__Written exercise__: Produce the listing below again, exactly as shown.

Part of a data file
☆ ☆ ☆

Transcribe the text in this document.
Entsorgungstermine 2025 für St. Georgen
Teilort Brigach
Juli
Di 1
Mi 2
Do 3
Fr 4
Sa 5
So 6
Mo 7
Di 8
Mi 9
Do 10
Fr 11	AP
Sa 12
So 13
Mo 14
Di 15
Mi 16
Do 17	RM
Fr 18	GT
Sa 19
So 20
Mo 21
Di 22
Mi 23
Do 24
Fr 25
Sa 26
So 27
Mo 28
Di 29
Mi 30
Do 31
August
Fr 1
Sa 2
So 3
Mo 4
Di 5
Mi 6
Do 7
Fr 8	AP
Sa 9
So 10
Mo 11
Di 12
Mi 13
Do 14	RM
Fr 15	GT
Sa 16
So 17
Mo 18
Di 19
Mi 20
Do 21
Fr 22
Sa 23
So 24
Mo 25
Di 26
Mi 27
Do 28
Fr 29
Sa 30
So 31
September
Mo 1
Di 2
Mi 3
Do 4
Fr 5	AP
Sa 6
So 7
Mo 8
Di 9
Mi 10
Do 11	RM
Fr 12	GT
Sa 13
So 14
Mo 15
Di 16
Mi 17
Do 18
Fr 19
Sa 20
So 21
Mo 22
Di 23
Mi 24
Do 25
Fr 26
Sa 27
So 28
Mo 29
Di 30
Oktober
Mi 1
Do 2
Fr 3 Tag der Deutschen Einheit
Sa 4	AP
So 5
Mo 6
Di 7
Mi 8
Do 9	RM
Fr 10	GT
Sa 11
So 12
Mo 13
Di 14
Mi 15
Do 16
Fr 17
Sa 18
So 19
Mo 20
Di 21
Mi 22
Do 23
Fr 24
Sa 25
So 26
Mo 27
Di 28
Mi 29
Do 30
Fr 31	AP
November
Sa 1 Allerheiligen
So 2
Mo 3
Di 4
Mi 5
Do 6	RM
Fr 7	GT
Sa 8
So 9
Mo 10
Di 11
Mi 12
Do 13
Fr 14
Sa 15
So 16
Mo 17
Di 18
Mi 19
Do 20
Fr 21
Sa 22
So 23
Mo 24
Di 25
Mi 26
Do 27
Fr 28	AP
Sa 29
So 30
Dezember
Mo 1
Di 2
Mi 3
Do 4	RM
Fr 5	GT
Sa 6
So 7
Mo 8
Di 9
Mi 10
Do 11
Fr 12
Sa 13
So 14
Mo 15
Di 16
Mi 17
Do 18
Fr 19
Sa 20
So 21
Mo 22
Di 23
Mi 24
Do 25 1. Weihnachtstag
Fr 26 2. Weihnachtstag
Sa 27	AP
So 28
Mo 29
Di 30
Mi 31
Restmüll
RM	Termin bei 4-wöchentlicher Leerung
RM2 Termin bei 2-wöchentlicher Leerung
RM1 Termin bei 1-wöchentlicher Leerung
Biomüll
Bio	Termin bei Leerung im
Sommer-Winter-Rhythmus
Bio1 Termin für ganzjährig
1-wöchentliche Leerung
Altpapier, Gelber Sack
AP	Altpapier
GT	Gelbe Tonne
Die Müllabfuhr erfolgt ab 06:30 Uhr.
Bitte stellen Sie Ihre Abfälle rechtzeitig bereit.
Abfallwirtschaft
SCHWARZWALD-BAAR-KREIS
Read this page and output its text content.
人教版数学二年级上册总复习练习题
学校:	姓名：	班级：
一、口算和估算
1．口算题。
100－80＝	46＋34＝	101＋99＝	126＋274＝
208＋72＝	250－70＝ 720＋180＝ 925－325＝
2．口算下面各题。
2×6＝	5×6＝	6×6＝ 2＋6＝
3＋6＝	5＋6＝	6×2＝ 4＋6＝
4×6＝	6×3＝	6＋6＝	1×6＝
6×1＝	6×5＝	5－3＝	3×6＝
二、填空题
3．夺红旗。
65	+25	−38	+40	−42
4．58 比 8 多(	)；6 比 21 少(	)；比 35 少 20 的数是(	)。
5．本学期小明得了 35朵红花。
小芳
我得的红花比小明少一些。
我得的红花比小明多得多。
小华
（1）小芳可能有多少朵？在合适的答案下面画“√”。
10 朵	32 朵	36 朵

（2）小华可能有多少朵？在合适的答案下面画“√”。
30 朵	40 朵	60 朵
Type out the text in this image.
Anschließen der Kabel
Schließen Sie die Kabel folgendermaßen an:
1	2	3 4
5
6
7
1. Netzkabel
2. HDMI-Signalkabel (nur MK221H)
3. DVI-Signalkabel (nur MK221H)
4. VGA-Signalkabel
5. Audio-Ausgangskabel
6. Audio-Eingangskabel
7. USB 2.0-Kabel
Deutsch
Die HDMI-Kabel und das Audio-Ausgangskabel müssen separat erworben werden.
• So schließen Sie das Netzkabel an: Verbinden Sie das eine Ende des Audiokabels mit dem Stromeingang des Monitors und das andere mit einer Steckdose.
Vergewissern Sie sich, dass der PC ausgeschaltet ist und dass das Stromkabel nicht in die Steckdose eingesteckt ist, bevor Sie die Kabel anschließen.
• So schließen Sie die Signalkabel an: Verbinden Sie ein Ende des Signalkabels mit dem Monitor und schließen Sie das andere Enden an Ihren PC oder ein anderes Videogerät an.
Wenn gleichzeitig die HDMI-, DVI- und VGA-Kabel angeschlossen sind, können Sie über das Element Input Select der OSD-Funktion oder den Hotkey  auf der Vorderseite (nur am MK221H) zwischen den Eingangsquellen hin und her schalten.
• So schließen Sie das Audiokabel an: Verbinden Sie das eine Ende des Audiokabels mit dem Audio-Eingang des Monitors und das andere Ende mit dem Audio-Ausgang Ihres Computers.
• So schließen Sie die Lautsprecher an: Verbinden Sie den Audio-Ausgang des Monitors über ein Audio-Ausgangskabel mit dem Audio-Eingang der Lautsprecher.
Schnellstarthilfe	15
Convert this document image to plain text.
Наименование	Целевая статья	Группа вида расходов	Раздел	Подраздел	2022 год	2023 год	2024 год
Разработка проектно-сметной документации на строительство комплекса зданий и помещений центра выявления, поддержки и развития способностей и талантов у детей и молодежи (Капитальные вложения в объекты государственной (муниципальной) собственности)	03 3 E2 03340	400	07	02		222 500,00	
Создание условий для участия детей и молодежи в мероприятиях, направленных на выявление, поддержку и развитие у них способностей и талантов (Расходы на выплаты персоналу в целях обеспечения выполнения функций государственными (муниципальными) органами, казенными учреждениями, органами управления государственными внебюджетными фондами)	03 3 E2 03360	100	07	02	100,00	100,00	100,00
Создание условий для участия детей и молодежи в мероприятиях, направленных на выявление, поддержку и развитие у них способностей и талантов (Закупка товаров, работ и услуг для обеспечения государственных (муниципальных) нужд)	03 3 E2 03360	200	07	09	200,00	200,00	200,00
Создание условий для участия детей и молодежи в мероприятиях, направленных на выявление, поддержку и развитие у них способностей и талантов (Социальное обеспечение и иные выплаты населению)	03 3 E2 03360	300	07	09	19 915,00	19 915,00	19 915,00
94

☆ ☆ ☆

__Task answer__:
Transcribe the text in this document.
Entsorgungstermine 2025 für St. Georgen
Teilort Brigach
Juli
Di 1
Mi 2
Do 3
Fr 4
Sa 5
So 6
Mo 7
Di 8
Mi 9
Do 10
Fr 11	AP
Sa 12
So 13
Mo 14
Di 15
Mi 16
Do 17	RM
Fr 18	GT
Sa 19
So 20
Mo 21
Di 22
Mi 23
Do 24
Fr 25
Sa 26
So 27
Mo 28
Di 29
Mi 30
Do 31
August
Fr 1
Sa 2
So 3
Mo 4
Di 5
Mi 6
Do 7
Fr 8	AP
Sa 9
So 10
Mo 11
Di 12
Mi 13
Do 14	RM
Fr 15	GT
Sa 16
So 17
Mo 18
Di 19
Mi 20
Do 21
Fr 22
Sa 23
So 24
Mo 25
Di 26
Mi 27
Do 28
Fr 29
Sa 30
So 31
September
Mo 1
Di 2
Mi 3
Do 4
Fr 5	AP
Sa 6
So 7
Mo 8
Di 9
Mi 10
Do 11	RM
Fr 12	GT
Sa 13
So 14
Mo 15
Di 16
Mi 17
Do 18
Fr 19
Sa 20
So 21
Mo 22
Di 23
Mi 24
Do 25
Fr 26
Sa 27
So 28
Mo 29
Di 30
Oktober
Mi 1
Do 2
Fr 3 Tag der Deutschen Einheit
Sa 4	AP
So 5
Mo 6
Di 7
Mi 8
Do 9	RM
Fr 10	GT
Sa 11
So 12
Mo 13
Di 14
Mi 15
Do 16
Fr 17
Sa 18
So 19
Mo 20
Di 21
Mi 22
Do 23
Fr 24
Sa 25
So 26
Mo 27
Di 28
Mi 29
Do 30
Fr 31	AP
November
Sa 1 Allerheiligen
So 2
Mo 3
Di 4
Mi 5
Do 6	RM
Fr 7	GT
Sa 8
So 9
Mo 10
Di 11
Mi 12
Do 13
Fr 14
Sa 15
So 16
Mo 17
Di 18
Mi 19
Do 20
Fr 21
Sa 22
So 23
Mo 24
Di 25
Mi 26
Do 27
Fr 28	AP
Sa 29
So 30
Dezember
Mo 1
Di 2
Mi 3
Do 4	RM
Fr 5	GT
Sa 6
So 7
Mo 8
Di 9
Mi 10
Do 11
Fr 12
Sa 13
So 14
Mo 15
Di 16
Mi 17
Do 18
Fr 19
Sa 20
So 21
Mo 22
Di 23
Mi 24
Do 25 1. Weihnachtstag
Fr 26 2. Weihnachtstag
Sa 27	AP
So 28
Mo 29
Di 30
Mi 31
Restmüll
RM	Termin bei 4-wöchentlicher Leerung
RM2 Termin bei 2-wöchentlicher Leerung
RM1 Termin bei 1-wöchentlicher Leerung
Biomüll
Bio	Termin bei Leerung im
Sommer-Winter-Rhythmus
Bio1 Termin für ganzjährig
1-wöchentliche Leerung
Altpapier, Gelber Sack
AP	Altpapier
GT	Gelbe Tonne
Die Müllabfuhr erfolgt ab 06:30 Uhr.
Bitte stellen Sie Ihre Abfälle rechtzeitig bereit.
Abfallwirtschaft
SCHWARZWALD-BAAR-KREIS
Read this page and output its text content.
人教版数学二年级上册总复习练习题
学校:	姓名：	班级：
一、口算和估算
1．口算题。
100－80＝	46＋34＝	101＋99＝	126＋274＝
208＋72＝	250－70＝ 720＋180＝ 925－325＝
2．口算下面各题。
2×6＝	5×6＝	6×6＝ 2＋6＝
3＋6＝	5＋6＝	6×2＝ 4＋6＝
4×6＝	6×3＝	6＋6＝	1×6＝
6×1＝	6×5＝	5－3＝	3×6＝
二、填空题
3．夺红旗。
65	+25	−38	+40	−42
4．58 比 8 多(	)；6 比 21 少(	)；比 35 少 20 的数是(	)。
5．本学期小明得了 35朵红花。
小芳
我得的红花比小明少一些。
我得的红花比小明多得多。
小华
（1）小芳可能有多少朵？在合适的答案下面画“√”。
10 朵	32 朵	36 朵

（2）小华可能有多少朵？在合适的答案下面画“√”。
30 朵	40 朵	60 朵
Type out the text in this image.
Anschließen der Kabel
Schließen Sie die Kabel folgendermaßen an:
1	2	3 4
5
6
7
1. Netzkabel
2. HDMI-Signalkabel (nur MK221H)
3. DVI-Signalkabel (nur MK221H)
4. VGA-Signalkabel
5. Audio-Ausgangskabel
6. Audio-Eingangskabel
7. USB 2.0-Kabel
Deutsch
Die HDMI-Kabel und das Audio-Ausgangskabel müssen separat erworben werden.
• So schließen Sie das Netzkabel an: Verbinden Sie das eine Ende des Audiokabels mit dem Stromeingang des Monitors und das andere mit einer Steckdose.
Vergewissern Sie sich, dass der PC ausgeschaltet ist und dass das Stromkabel nicht in die Steckdose eingesteckt ist, bevor Sie die Kabel anschließen.
• So schließen Sie die Signalkabel an: Verbinden Sie ein Ende des Signalkabels mit dem Monitor und schließen Sie das andere Enden an Ihren PC oder ein anderes Videogerät an.
Wenn gleichzeitig die HDMI-, DVI- und VGA-Kabel angeschlossen sind, können Sie über das Element Input Select der OSD-Funktion oder den Hotkey  auf der Vorderseite (nur am MK221H) zwischen den Eingangsquellen hin und her schalten.
• So schließen Sie das Audiokabel an: Verbinden Sie das eine Ende des Audiokabels mit dem Audio-Eingang des Monitors und das andere Ende mit dem Audio-Ausgang Ihres Computers.
• So schließen Sie die Lautsprecher an: Verbinden Sie den Audio-Ausgang des Monitors über ein Audio-Ausgangskabel mit dem Audio-Eingang der Lautsprecher.
Schnellstarthilfe	15
Convert this document image to plain text.
Наименование	Целевая статья	Группа вида расходов	Раздел	Подраздел	2022 год	2023 год	2024 год
Разработка проектно-сметной документации на строительство комплекса зданий и помещений центра выявления, поддержки и развития способностей и талантов у детей и молодежи (Капитальные вложения в объекты государственной (муниципальной) собственности)	03 3 E2 03340	400	07	02		222 500,00	
Создание условий для участия детей и молодежи в мероприятиях, направленных на выявление, поддержку и развитие у них способностей и талантов (Расходы на выплаты персоналу в целях обеспечения выполнения функций государственными (муниципальными) органами, казенными учреждениями, органами управления государственными внебюджетными фондами)	03 3 E2 03360	100	07	02	100,00	100,00	100,00
Создание условий для участия детей и молодежи в мероприятиях, направленных на выявление, поддержку и развитие у них способностей и талантов (Закупка товаров, работ и услуг для обеспечения государственных (муниципальных) нужд)	03 3 E2 03360	200	07	09	200,00	200,00	200,00
Создание условий для участия детей и молодежи в мероприятиях, направленных на выявление, поддержку и развитие у них способностей и талантов (Социальное обеспечение и иные выплаты населению)	03 3 E2 03360	300	07	09	19 915,00	19 915,00	19 915,00
94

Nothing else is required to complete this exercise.